━━━ Records to use
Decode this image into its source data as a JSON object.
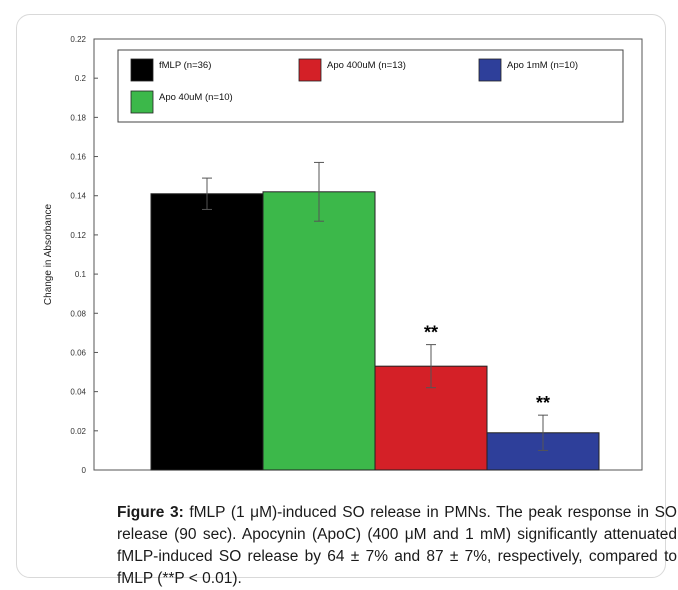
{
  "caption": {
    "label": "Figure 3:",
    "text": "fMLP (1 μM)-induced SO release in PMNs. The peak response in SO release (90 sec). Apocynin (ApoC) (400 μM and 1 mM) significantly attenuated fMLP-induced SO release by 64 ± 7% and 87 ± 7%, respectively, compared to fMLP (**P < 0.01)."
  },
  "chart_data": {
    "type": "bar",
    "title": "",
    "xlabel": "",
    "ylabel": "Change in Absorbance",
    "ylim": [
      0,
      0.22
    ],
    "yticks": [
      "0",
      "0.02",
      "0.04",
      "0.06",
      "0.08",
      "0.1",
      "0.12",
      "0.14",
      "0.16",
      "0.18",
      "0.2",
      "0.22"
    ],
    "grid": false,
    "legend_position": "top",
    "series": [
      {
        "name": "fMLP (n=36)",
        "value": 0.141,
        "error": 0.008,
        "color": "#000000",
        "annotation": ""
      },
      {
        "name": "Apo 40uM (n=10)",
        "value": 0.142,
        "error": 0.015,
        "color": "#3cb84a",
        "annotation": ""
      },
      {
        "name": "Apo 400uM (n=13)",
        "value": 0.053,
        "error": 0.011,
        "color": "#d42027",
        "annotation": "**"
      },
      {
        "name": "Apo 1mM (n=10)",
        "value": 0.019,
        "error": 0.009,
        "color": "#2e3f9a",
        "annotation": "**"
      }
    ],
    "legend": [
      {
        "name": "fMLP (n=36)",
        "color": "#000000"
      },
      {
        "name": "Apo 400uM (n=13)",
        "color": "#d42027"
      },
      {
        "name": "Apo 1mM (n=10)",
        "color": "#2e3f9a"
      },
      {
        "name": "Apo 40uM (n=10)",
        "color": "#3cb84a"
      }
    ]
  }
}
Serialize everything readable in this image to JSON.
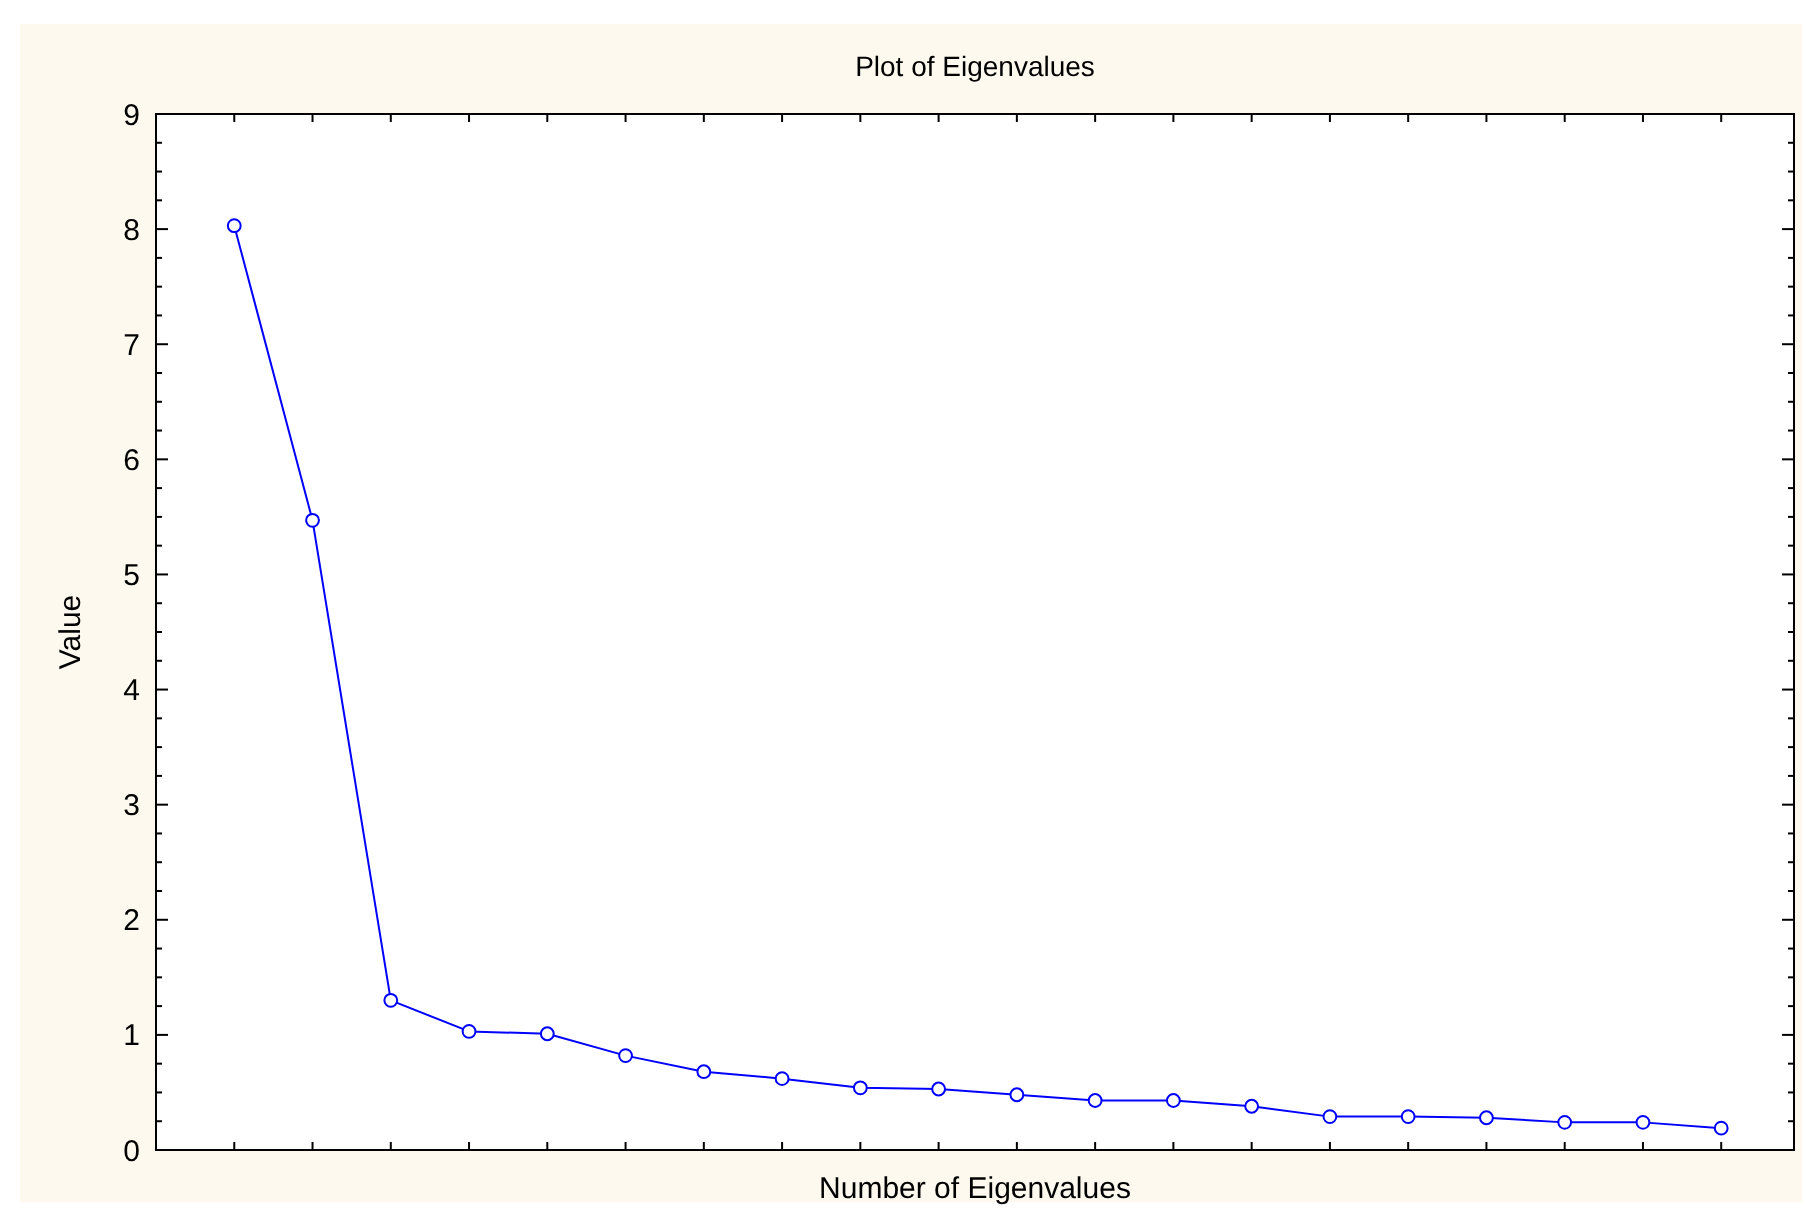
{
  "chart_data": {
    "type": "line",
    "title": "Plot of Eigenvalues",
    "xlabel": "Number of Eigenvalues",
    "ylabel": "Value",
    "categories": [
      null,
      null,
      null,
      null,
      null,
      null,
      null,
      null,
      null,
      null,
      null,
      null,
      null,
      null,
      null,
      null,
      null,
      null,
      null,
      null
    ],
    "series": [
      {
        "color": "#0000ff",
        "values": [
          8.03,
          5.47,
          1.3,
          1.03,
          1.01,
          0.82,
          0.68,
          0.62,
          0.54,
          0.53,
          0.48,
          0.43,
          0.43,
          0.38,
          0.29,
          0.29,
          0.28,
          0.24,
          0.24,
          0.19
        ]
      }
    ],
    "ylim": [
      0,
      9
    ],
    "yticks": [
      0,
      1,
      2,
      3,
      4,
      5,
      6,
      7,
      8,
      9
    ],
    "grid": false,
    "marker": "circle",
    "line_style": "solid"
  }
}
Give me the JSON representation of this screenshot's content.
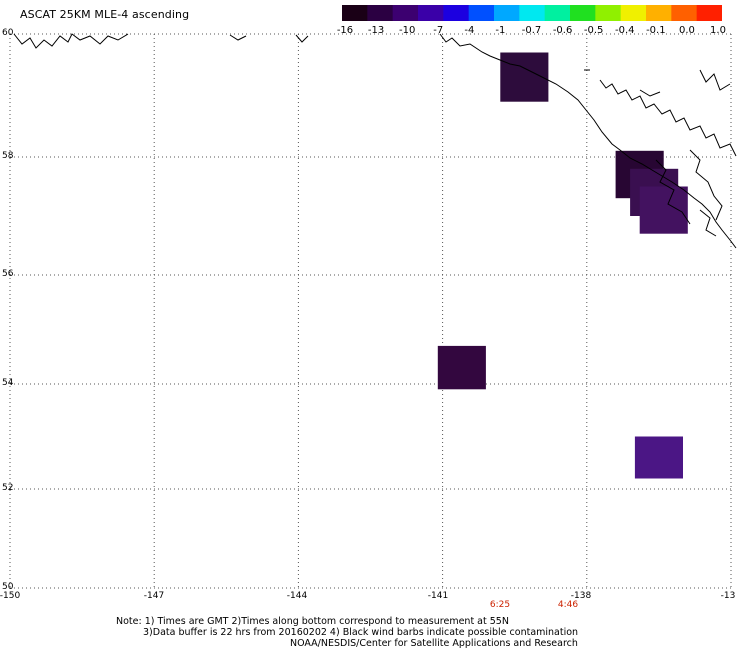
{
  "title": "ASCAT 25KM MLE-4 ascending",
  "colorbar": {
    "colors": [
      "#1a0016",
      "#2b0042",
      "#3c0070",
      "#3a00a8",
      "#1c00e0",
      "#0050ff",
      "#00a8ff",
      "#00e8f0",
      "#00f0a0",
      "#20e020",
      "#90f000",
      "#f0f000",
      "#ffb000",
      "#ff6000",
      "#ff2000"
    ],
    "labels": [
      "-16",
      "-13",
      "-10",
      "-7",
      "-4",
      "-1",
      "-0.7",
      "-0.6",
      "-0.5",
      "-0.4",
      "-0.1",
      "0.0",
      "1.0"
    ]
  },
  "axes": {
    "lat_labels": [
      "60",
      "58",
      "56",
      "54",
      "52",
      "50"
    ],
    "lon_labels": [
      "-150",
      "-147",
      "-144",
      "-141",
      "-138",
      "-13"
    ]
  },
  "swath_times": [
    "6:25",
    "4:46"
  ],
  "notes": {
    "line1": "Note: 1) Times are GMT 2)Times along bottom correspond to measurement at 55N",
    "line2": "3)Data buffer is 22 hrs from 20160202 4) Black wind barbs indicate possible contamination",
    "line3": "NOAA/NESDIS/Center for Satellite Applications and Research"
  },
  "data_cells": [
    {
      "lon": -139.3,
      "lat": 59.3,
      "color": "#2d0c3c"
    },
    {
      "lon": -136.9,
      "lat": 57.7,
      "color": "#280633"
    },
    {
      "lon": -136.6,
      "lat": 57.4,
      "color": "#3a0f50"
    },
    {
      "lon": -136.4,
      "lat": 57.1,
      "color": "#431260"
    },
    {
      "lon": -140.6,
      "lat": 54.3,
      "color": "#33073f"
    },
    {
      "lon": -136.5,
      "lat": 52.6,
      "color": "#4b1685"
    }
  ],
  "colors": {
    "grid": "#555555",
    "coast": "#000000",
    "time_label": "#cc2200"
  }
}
━━━━━━
*Written task*. Copy out all lines from the material above that contain the string "xlabel".

*Solution to this task*.
    "xlabel": "",
    "xlabel": "Number of Eigenvalues",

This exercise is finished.